- Do this -
Reproduce each of the lines word for word.

- Supplied material -
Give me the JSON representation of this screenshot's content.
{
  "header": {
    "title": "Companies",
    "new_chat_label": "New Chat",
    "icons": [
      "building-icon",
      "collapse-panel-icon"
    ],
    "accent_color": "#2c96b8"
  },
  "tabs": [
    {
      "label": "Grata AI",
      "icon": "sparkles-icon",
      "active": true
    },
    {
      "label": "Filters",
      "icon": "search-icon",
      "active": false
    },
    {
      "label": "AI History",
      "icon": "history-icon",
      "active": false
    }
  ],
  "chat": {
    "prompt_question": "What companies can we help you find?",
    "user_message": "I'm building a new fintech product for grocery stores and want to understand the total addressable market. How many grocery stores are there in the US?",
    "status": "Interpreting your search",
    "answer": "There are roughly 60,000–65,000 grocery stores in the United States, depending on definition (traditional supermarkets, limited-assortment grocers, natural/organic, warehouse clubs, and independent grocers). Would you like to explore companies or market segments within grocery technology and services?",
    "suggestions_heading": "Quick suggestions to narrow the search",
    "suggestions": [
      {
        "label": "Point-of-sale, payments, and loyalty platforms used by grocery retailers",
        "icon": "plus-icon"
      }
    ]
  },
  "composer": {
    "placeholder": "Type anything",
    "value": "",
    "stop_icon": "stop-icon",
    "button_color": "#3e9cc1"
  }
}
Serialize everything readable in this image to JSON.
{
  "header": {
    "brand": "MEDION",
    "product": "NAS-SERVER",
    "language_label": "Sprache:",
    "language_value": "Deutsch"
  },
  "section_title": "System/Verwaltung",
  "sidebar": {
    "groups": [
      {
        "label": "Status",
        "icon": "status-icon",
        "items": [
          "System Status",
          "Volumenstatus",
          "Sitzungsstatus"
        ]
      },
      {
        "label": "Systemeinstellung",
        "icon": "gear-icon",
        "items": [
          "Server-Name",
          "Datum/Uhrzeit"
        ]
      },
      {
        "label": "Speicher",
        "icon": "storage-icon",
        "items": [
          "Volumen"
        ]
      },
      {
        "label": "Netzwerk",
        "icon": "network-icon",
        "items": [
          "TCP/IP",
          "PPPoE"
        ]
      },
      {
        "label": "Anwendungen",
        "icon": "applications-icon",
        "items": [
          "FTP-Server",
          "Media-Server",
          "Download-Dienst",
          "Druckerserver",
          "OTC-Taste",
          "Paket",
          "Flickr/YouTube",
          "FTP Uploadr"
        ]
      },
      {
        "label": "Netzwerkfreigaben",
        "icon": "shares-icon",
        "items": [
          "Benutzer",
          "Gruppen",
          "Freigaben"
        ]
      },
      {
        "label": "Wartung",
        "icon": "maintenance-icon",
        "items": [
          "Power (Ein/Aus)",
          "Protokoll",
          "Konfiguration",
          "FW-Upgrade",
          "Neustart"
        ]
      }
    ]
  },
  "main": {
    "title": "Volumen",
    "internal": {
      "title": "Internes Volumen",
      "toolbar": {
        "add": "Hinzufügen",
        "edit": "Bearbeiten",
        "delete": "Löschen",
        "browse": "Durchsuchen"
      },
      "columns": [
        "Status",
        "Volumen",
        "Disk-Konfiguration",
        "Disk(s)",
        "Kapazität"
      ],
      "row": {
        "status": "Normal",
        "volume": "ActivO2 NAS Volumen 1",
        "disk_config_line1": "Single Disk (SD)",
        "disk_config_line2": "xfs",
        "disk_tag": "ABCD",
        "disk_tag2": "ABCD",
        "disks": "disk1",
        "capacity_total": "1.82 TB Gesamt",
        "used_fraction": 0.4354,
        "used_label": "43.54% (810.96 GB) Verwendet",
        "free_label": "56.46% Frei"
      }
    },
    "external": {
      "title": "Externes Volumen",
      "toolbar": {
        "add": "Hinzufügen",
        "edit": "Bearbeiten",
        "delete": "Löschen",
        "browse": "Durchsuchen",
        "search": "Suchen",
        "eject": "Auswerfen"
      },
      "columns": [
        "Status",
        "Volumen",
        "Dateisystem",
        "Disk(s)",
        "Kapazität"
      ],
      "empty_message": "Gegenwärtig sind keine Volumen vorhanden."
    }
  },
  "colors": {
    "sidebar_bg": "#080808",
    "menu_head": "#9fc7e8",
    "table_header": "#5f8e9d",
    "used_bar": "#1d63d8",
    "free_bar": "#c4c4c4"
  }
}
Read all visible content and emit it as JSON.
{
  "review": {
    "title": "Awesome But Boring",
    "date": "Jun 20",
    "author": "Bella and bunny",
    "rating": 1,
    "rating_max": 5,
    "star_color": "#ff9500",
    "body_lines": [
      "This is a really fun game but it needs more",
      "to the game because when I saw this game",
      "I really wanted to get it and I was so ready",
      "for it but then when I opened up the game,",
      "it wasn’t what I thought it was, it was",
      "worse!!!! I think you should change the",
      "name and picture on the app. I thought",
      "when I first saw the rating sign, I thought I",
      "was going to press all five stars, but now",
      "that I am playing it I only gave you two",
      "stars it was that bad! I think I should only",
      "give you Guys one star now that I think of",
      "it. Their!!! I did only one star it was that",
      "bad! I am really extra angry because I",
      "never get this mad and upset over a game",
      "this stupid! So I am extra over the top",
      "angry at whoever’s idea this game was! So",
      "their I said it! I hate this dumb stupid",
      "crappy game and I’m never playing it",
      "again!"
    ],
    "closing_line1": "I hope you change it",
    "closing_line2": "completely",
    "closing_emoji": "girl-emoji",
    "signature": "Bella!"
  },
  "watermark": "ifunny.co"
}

- Output of the task -
Give me the JSON representation of this screenshot's content.
{
  "header": {
    "title": "Companies",
    "new_chat_label": "New Chat",
    "icons": [
      "building-icon",
      "collapse-panel-icon"
    ],
    "accent_color": "#2c96b8"
  },
  "tabs": [
    {
      "label": "Grata AI",
      "icon": "sparkles-icon",
      "active": true
    },
    {
      "label": "Filters",
      "icon": "search-icon",
      "active": false
    },
    {
      "label": "AI History",
      "icon": "history-icon",
      "active": false
    }
  ],
  "chat": {
    "prompt_question": "What companies can we help you find?",
    "user_message": "I'm building a new fintech product for grocery stores and want to understand the total addressable market. How many grocery stores are there in the US?",
    "status": "Interpreting your search",
    "answer": "There are roughly 60,000–65,000 grocery stores in the United States, depending on definition (traditional supermarkets, limited-assortment grocers, natural/organic, warehouse clubs, and independent grocers). Would you like to explore companies or market segments within grocery technology and services?",
    "suggestions_heading": "Quick suggestions to narrow the search",
    "suggestions": [
      {
        "label": "Point-of-sale, payments, and loyalty platforms used by grocery retailers",
        "icon": "plus-icon"
      }
    ]
  },
  "composer": {
    "placeholder": "Type anything",
    "value": "",
    "stop_icon": "stop-icon",
    "button_color": "#3e9cc1"
  }
}
Serialize everything readable in this image to JSON.
{
  "header": {
    "brand": "MEDION",
    "product": "NAS-SERVER",
    "language_label": "Sprache:",
    "language_value": "Deutsch"
  },
  "section_title": "System/Verwaltung",
  "sidebar": {
    "groups": [
      {
        "label": "Status",
        "icon": "status-icon",
        "items": [
          "System Status",
          "Volumenstatus",
          "Sitzungsstatus"
        ]
      },
      {
        "label": "Systemeinstellung",
        "icon": "gear-icon",
        "items": [
          "Server-Name",
          "Datum/Uhrzeit"
        ]
      },
      {
        "label": "Speicher",
        "icon": "storage-icon",
        "items": [
          "Volumen"
        ]
      },
      {
        "label": "Netzwerk",
        "icon": "network-icon",
        "items": [
          "TCP/IP",
          "PPPoE"
        ]
      },
      {
        "label": "Anwendungen",
        "icon": "applications-icon",
        "items": [
          "FTP-Server",
          "Media-Server",
          "Download-Dienst",
          "Druckerserver",
          "OTC-Taste",
          "Paket",
          "Flickr/YouTube",
          "FTP Uploadr"
        ]
      },
      {
        "label": "Netzwerkfreigaben",
        "icon": "shares-icon",
        "items": [
          "Benutzer",
          "Gruppen",
          "Freigaben"
        ]
      },
      {
        "label": "Wartung",
        "icon": "maintenance-icon",
        "items": [
          "Power (Ein/Aus)",
          "Protokoll",
          "Konfiguration",
          "FW-Upgrade",
          "Neustart"
        ]
      }
    ]
  },
  "main": {
    "title": "Volumen",
    "internal": {
      "title": "Internes Volumen",
      "toolbar": {
        "add": "Hinzufügen",
        "edit": "Bearbeiten",
        "delete": "Löschen",
        "browse": "Durchsuchen"
      },
      "columns": [
        "Status",
        "Volumen",
        "Disk-Konfiguration",
        "Disk(s)",
        "Kapazität"
      ],
      "row": {
        "status": "Normal",
        "volume": "ActivO2 NAS Volumen 1",
        "disk_config_line1": "Single Disk (SD)",
        "disk_config_line2": "xfs",
        "disk_tag": "ABCD",
        "disk_tag2": "ABCD",
        "disks": "disk1",
        "capacity_total": "1.82 TB Gesamt",
        "used_fraction": 0.4354,
        "used_label": "43.54% (810.96 GB) Verwendet",
        "free_label": "56.46% Frei"
      }
    },
    "external": {
      "title": "Externes Volumen",
      "toolbar": {
        "add": "Hinzufügen",
        "edit": "Bearbeiten",
        "delete": "Löschen",
        "browse": "Durchsuchen",
        "search": "Suchen",
        "eject": "Auswerfen"
      },
      "columns": [
        "Status",
        "Volumen",
        "Dateisystem",
        "Disk(s)",
        "Kapazität"
      ],
      "empty_message": "Gegenwärtig sind keine Volumen vorhanden."
    }
  },
  "colors": {
    "sidebar_bg": "#080808",
    "menu_head": "#9fc7e8",
    "table_header": "#5f8e9d",
    "used_bar": "#1d63d8",
    "free_bar": "#c4c4c4"
  }
}
Read all visible content and emit it as JSON.
{
  "review": {
    "title": "Awesome But Boring",
    "date": "Jun 20",
    "author": "Bella and bunny",
    "rating": 1,
    "rating_max": 5,
    "star_color": "#ff9500",
    "body_lines": [
      "This is a really fun game but it needs more",
      "to the game because when I saw this game",
      "I really wanted to get it and I was so ready",
      "for it but then when I opened up the game,",
      "it wasn’t what I thought it was, it was",
      "worse!!!! I think you should change the",
      "name and picture on the app. I thought",
      "when I first saw the rating sign, I thought I",
      "was going to press all five stars, but now",
      "that I am playing it I only gave you two",
      "stars it was that bad! I think I should only",
      "give you Guys one star now that I think of",
      "it. Their!!! I did only one star it was that",
      "bad! I am really extra angry because I",
      "never get this mad and upset over a game",
      "this stupid! So I am extra over the top",
      "angry at whoever’s idea this game was! So",
      "their I said it! I hate this dumb stupid",
      "crappy game and I’m never playing it",
      "again!"
    ],
    "closing_line1": "I hope you change it",
    "closing_line2": "completely",
    "closing_emoji": "girl-emoji",
    "signature": "Bella!"
  },
  "watermark": "ifunny.co"
}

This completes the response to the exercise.